= Work required =
From the entries below, copy out every line with "name" in it.

= Provided records =
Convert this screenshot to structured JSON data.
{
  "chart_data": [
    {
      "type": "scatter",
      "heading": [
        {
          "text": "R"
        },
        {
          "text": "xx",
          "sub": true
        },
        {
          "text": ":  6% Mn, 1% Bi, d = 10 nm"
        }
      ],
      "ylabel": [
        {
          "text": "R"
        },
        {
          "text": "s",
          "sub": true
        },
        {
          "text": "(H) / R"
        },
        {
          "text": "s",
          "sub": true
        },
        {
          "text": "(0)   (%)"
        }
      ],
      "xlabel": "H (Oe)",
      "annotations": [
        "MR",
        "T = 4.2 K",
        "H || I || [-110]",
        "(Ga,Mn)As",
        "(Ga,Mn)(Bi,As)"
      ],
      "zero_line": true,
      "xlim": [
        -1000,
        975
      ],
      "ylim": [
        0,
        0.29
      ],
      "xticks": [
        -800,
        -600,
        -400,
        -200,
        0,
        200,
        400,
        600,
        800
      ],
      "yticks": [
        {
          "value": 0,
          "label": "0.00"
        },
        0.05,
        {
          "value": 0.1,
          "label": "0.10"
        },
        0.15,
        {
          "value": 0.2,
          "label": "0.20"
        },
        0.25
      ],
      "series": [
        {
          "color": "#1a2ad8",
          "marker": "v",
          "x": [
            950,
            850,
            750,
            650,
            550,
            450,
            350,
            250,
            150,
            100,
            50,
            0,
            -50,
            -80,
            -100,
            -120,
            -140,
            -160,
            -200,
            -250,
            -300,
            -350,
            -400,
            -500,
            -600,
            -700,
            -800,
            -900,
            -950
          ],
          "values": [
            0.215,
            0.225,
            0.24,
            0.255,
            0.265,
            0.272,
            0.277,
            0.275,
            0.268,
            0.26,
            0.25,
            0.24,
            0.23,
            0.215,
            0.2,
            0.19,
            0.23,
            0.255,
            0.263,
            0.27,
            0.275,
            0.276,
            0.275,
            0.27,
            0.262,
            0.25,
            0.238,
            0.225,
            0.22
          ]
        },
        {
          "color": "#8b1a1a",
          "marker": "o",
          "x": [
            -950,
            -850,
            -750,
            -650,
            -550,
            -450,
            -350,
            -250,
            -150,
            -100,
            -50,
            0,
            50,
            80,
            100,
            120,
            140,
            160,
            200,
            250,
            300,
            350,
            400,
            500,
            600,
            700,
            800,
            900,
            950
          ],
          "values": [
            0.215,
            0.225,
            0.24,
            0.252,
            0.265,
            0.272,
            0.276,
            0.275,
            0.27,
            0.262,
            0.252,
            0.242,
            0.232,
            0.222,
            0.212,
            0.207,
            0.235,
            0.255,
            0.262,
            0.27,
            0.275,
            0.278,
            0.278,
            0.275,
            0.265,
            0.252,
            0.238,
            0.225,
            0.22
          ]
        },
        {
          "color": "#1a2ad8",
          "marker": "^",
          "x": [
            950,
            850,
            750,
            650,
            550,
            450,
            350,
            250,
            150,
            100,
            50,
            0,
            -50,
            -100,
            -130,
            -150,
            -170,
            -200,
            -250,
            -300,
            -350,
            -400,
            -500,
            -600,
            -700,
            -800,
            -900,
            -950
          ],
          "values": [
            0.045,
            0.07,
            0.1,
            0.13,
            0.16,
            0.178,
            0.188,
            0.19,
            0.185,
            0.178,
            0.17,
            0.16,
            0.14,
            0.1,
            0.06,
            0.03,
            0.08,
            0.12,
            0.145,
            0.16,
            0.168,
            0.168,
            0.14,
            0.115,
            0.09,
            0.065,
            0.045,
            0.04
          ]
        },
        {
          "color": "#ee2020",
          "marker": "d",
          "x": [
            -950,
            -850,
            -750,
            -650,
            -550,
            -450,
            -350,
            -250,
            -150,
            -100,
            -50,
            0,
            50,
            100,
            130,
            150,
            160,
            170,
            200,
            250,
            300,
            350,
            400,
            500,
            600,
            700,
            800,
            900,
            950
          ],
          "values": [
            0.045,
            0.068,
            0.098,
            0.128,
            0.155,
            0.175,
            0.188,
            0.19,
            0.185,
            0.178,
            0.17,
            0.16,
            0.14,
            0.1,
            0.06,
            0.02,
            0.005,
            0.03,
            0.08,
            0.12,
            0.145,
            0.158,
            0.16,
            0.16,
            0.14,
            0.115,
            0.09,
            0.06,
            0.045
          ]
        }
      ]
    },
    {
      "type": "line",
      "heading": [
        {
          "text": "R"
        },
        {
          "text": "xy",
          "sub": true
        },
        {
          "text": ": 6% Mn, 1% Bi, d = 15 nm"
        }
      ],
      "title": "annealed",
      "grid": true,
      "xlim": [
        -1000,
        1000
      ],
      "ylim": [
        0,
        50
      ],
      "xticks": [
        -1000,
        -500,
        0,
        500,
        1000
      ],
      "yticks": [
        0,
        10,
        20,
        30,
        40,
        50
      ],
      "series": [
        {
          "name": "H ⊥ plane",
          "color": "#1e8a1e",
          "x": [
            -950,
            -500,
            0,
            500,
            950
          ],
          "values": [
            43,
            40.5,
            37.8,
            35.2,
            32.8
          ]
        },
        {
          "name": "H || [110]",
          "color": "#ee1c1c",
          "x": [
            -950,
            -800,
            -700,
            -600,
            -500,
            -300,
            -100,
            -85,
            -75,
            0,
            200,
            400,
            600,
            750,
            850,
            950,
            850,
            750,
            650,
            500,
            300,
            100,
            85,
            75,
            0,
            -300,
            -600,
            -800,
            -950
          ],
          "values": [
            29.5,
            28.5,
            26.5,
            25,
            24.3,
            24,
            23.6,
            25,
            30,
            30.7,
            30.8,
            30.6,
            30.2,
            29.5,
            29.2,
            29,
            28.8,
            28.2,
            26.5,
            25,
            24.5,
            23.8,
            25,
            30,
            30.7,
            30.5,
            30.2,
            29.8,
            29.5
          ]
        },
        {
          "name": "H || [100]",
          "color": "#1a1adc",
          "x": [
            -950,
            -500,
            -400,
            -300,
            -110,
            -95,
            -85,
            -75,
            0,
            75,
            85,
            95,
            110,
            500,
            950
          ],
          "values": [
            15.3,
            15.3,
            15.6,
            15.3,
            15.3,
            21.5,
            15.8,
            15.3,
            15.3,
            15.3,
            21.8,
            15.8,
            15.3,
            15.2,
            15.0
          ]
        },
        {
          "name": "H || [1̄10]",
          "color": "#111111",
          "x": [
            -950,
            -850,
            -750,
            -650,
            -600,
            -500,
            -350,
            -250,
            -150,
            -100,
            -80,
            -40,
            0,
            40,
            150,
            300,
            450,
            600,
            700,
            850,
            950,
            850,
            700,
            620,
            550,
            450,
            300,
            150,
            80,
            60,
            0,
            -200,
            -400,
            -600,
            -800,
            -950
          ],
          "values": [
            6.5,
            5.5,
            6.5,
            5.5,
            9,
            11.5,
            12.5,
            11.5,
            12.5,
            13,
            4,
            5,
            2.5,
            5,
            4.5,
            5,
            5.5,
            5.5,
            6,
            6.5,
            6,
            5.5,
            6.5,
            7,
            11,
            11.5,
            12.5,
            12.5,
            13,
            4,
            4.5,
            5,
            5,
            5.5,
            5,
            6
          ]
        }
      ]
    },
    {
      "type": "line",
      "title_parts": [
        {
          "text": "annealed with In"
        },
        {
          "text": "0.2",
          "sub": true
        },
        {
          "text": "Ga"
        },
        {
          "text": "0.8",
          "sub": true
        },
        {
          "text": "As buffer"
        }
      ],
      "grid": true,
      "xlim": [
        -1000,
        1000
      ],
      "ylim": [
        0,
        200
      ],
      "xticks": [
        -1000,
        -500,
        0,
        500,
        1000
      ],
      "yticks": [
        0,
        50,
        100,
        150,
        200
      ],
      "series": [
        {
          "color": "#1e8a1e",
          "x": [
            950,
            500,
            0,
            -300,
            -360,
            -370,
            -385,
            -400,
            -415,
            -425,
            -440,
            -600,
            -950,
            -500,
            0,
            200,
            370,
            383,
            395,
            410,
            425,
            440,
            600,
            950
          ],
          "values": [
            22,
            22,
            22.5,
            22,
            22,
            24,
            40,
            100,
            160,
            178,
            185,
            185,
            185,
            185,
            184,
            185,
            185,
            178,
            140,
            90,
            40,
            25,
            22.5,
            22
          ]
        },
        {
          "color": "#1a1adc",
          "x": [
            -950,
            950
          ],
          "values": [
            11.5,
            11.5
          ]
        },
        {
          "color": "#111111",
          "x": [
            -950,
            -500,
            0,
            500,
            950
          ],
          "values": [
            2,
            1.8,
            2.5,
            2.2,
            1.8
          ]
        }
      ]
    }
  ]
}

= Response to the task =
          "name": "H ⊥ plane",
          "name": "H || [110]",
          "name": "H || [100]",
          "name": "H || [1̄10]",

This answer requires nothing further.